**RECORDS SHOWN**

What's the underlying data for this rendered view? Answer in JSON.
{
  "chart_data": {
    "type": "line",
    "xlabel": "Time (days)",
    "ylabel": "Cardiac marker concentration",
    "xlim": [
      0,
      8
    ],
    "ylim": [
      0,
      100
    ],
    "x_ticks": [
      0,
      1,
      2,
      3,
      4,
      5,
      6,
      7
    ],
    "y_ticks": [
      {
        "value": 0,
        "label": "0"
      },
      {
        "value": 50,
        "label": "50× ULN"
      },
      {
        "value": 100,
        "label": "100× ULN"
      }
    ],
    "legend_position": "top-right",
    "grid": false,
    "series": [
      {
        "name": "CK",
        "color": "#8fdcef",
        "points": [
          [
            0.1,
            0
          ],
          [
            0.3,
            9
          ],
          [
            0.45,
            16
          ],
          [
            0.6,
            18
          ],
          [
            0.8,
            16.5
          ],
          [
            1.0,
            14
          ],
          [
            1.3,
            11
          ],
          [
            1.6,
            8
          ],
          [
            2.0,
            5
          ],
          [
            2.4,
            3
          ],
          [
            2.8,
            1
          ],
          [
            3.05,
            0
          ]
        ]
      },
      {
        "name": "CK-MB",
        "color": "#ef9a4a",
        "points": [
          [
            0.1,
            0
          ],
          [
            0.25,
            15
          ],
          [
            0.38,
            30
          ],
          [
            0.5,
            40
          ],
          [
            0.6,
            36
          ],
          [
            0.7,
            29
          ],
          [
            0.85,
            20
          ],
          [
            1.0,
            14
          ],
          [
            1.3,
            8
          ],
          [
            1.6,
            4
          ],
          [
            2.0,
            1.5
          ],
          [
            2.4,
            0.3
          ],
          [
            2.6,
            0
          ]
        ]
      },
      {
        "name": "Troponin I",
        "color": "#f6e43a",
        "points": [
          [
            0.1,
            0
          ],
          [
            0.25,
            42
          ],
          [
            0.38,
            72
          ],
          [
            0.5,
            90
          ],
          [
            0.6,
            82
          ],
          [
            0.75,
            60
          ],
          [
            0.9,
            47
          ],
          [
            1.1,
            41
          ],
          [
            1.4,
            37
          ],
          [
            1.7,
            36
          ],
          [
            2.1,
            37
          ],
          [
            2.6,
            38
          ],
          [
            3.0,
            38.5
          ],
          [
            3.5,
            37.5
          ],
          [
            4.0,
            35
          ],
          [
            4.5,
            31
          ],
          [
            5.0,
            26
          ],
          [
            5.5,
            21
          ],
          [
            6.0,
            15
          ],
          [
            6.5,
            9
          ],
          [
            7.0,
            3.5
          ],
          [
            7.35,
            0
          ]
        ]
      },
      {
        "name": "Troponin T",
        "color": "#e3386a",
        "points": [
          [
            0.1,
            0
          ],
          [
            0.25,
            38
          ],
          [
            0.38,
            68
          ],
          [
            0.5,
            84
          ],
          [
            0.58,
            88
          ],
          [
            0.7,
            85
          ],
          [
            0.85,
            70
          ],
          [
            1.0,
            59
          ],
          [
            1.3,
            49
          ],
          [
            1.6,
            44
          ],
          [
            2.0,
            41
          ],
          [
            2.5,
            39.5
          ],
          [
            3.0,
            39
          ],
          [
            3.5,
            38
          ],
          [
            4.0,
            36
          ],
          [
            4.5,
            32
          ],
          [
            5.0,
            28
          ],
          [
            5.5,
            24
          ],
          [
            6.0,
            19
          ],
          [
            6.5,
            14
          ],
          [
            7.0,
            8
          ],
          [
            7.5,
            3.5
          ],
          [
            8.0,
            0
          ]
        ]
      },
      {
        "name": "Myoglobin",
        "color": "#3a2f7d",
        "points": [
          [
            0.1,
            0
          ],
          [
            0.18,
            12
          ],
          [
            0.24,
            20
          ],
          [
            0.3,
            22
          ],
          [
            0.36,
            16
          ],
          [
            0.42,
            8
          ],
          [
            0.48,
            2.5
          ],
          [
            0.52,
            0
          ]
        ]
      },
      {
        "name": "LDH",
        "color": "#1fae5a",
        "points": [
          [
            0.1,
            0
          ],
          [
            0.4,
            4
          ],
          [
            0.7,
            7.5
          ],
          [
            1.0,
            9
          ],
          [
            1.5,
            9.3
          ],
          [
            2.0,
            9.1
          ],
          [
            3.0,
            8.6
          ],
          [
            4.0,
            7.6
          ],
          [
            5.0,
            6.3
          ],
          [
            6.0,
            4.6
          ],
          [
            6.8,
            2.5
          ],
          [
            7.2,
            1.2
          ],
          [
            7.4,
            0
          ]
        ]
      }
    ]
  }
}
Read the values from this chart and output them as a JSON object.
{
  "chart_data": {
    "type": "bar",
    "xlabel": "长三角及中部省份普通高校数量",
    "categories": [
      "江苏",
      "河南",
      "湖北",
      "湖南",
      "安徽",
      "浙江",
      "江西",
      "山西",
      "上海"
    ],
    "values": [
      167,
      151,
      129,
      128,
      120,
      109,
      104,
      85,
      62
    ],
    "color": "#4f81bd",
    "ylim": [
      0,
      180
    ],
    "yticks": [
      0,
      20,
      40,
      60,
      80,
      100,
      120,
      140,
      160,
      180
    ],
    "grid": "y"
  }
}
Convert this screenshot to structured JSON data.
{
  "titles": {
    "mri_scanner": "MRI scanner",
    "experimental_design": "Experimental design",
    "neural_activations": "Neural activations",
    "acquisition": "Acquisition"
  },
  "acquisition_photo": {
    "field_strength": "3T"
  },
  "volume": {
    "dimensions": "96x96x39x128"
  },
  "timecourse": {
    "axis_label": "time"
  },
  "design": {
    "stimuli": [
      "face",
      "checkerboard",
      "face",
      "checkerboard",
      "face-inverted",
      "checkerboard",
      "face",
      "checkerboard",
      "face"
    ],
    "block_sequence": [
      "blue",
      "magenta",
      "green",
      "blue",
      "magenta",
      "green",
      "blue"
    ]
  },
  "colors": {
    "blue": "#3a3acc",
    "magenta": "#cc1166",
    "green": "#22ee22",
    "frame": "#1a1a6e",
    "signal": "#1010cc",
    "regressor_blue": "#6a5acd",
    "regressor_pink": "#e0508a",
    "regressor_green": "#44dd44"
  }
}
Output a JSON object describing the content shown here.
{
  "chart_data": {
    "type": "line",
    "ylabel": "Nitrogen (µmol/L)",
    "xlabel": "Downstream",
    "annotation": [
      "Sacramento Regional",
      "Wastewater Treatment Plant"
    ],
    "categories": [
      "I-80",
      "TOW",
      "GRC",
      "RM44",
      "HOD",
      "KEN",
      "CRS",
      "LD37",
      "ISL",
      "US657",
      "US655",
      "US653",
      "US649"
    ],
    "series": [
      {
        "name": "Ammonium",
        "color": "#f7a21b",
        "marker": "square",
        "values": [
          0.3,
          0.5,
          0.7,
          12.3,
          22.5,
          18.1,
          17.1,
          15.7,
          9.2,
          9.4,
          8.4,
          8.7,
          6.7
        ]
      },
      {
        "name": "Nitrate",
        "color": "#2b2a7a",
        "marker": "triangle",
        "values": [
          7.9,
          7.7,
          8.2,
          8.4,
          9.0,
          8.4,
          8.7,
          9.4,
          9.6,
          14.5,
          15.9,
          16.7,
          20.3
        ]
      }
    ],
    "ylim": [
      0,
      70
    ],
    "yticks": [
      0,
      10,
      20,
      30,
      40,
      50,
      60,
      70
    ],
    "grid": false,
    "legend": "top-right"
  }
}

**YOUR TASK**
All of the entries above need to be reproduced exactly.

**OUTPUT OF THE EXERCISE**
What's the underlying data for this rendered view? Answer in JSON.
{
  "chart_data": {
    "type": "line",
    "xlabel": "Time (days)",
    "ylabel": "Cardiac marker concentration",
    "xlim": [
      0,
      8
    ],
    "ylim": [
      0,
      100
    ],
    "x_ticks": [
      0,
      1,
      2,
      3,
      4,
      5,
      6,
      7
    ],
    "y_ticks": [
      {
        "value": 0,
        "label": "0"
      },
      {
        "value": 50,
        "label": "50× ULN"
      },
      {
        "value": 100,
        "label": "100× ULN"
      }
    ],
    "legend_position": "top-right",
    "grid": false,
    "series": [
      {
        "name": "CK",
        "color": "#8fdcef",
        "points": [
          [
            0.1,
            0
          ],
          [
            0.3,
            9
          ],
          [
            0.45,
            16
          ],
          [
            0.6,
            18
          ],
          [
            0.8,
            16.5
          ],
          [
            1.0,
            14
          ],
          [
            1.3,
            11
          ],
          [
            1.6,
            8
          ],
          [
            2.0,
            5
          ],
          [
            2.4,
            3
          ],
          [
            2.8,
            1
          ],
          [
            3.05,
            0
          ]
        ]
      },
      {
        "name": "CK-MB",
        "color": "#ef9a4a",
        "points": [
          [
            0.1,
            0
          ],
          [
            0.25,
            15
          ],
          [
            0.38,
            30
          ],
          [
            0.5,
            40
          ],
          [
            0.6,
            36
          ],
          [
            0.7,
            29
          ],
          [
            0.85,
            20
          ],
          [
            1.0,
            14
          ],
          [
            1.3,
            8
          ],
          [
            1.6,
            4
          ],
          [
            2.0,
            1.5
          ],
          [
            2.4,
            0.3
          ],
          [
            2.6,
            0
          ]
        ]
      },
      {
        "name": "Troponin I",
        "color": "#f6e43a",
        "points": [
          [
            0.1,
            0
          ],
          [
            0.25,
            42
          ],
          [
            0.38,
            72
          ],
          [
            0.5,
            90
          ],
          [
            0.6,
            82
          ],
          [
            0.75,
            60
          ],
          [
            0.9,
            47
          ],
          [
            1.1,
            41
          ],
          [
            1.4,
            37
          ],
          [
            1.7,
            36
          ],
          [
            2.1,
            37
          ],
          [
            2.6,
            38
          ],
          [
            3.0,
            38.5
          ],
          [
            3.5,
            37.5
          ],
          [
            4.0,
            35
          ],
          [
            4.5,
            31
          ],
          [
            5.0,
            26
          ],
          [
            5.5,
            21
          ],
          [
            6.0,
            15
          ],
          [
            6.5,
            9
          ],
          [
            7.0,
            3.5
          ],
          [
            7.35,
            0
          ]
        ]
      },
      {
        "name": "Troponin T",
        "color": "#e3386a",
        "points": [
          [
            0.1,
            0
          ],
          [
            0.25,
            38
          ],
          [
            0.38,
            68
          ],
          [
            0.5,
            84
          ],
          [
            0.58,
            88
          ],
          [
            0.7,
            85
          ],
          [
            0.85,
            70
          ],
          [
            1.0,
            59
          ],
          [
            1.3,
            49
          ],
          [
            1.6,
            44
          ],
          [
            2.0,
            41
          ],
          [
            2.5,
            39.5
          ],
          [
            3.0,
            39
          ],
          [
            3.5,
            38
          ],
          [
            4.0,
            36
          ],
          [
            4.5,
            32
          ],
          [
            5.0,
            28
          ],
          [
            5.5,
            24
          ],
          [
            6.0,
            19
          ],
          [
            6.5,
            14
          ],
          [
            7.0,
            8
          ],
          [
            7.5,
            3.5
          ],
          [
            8.0,
            0
          ]
        ]
      },
      {
        "name": "Myoglobin",
        "color": "#3a2f7d",
        "points": [
          [
            0.1,
            0
          ],
          [
            0.18,
            12
          ],
          [
            0.24,
            20
          ],
          [
            0.3,
            22
          ],
          [
            0.36,
            16
          ],
          [
            0.42,
            8
          ],
          [
            0.48,
            2.5
          ],
          [
            0.52,
            0
          ]
        ]
      },
      {
        "name": "LDH",
        "color": "#1fae5a",
        "points": [
          [
            0.1,
            0
          ],
          [
            0.4,
            4
          ],
          [
            0.7,
            7.5
          ],
          [
            1.0,
            9
          ],
          [
            1.5,
            9.3
          ],
          [
            2.0,
            9.1
          ],
          [
            3.0,
            8.6
          ],
          [
            4.0,
            7.6
          ],
          [
            5.0,
            6.3
          ],
          [
            6.0,
            4.6
          ],
          [
            6.8,
            2.5
          ],
          [
            7.2,
            1.2
          ],
          [
            7.4,
            0
          ]
        ]
      }
    ]
  }
}
Read the values from this chart and output them as a JSON object.
{
  "chart_data": {
    "type": "bar",
    "xlabel": "长三角及中部省份普通高校数量",
    "categories": [
      "江苏",
      "河南",
      "湖北",
      "湖南",
      "安徽",
      "浙江",
      "江西",
      "山西",
      "上海"
    ],
    "values": [
      167,
      151,
      129,
      128,
      120,
      109,
      104,
      85,
      62
    ],
    "color": "#4f81bd",
    "ylim": [
      0,
      180
    ],
    "yticks": [
      0,
      20,
      40,
      60,
      80,
      100,
      120,
      140,
      160,
      180
    ],
    "grid": "y"
  }
}
Convert this screenshot to structured JSON data.
{
  "titles": {
    "mri_scanner": "MRI scanner",
    "experimental_design": "Experimental design",
    "neural_activations": "Neural activations",
    "acquisition": "Acquisition"
  },
  "acquisition_photo": {
    "field_strength": "3T"
  },
  "volume": {
    "dimensions": "96x96x39x128"
  },
  "timecourse": {
    "axis_label": "time"
  },
  "design": {
    "stimuli": [
      "face",
      "checkerboard",
      "face",
      "checkerboard",
      "face-inverted",
      "checkerboard",
      "face",
      "checkerboard",
      "face"
    ],
    "block_sequence": [
      "blue",
      "magenta",
      "green",
      "blue",
      "magenta",
      "green",
      "blue"
    ]
  },
  "colors": {
    "blue": "#3a3acc",
    "magenta": "#cc1166",
    "green": "#22ee22",
    "frame": "#1a1a6e",
    "signal": "#1010cc",
    "regressor_blue": "#6a5acd",
    "regressor_pink": "#e0508a",
    "regressor_green": "#44dd44"
  }
}
Output a JSON object describing the content shown here.
{
  "chart_data": {
    "type": "line",
    "ylabel": "Nitrogen (µmol/L)",
    "xlabel": "Downstream",
    "annotation": [
      "Sacramento Regional",
      "Wastewater Treatment Plant"
    ],
    "categories": [
      "I-80",
      "TOW",
      "GRC",
      "RM44",
      "HOD",
      "KEN",
      "CRS",
      "LD37",
      "ISL",
      "US657",
      "US655",
      "US653",
      "US649"
    ],
    "series": [
      {
        "name": "Ammonium",
        "color": "#f7a21b",
        "marker": "square",
        "values": [
          0.3,
          0.5,
          0.7,
          12.3,
          22.5,
          18.1,
          17.1,
          15.7,
          9.2,
          9.4,
          8.4,
          8.7,
          6.7
        ]
      },
      {
        "name": "Nitrate",
        "color": "#2b2a7a",
        "marker": "triangle",
        "values": [
          7.9,
          7.7,
          8.2,
          8.4,
          9.0,
          8.4,
          8.7,
          9.4,
          9.6,
          14.5,
          15.9,
          16.7,
          20.3
        ]
      }
    ],
    "ylim": [
      0,
      70
    ],
    "yticks": [
      0,
      10,
      20,
      30,
      40,
      50,
      60,
      70
    ],
    "grid": false,
    "legend": "top-right"
  }
}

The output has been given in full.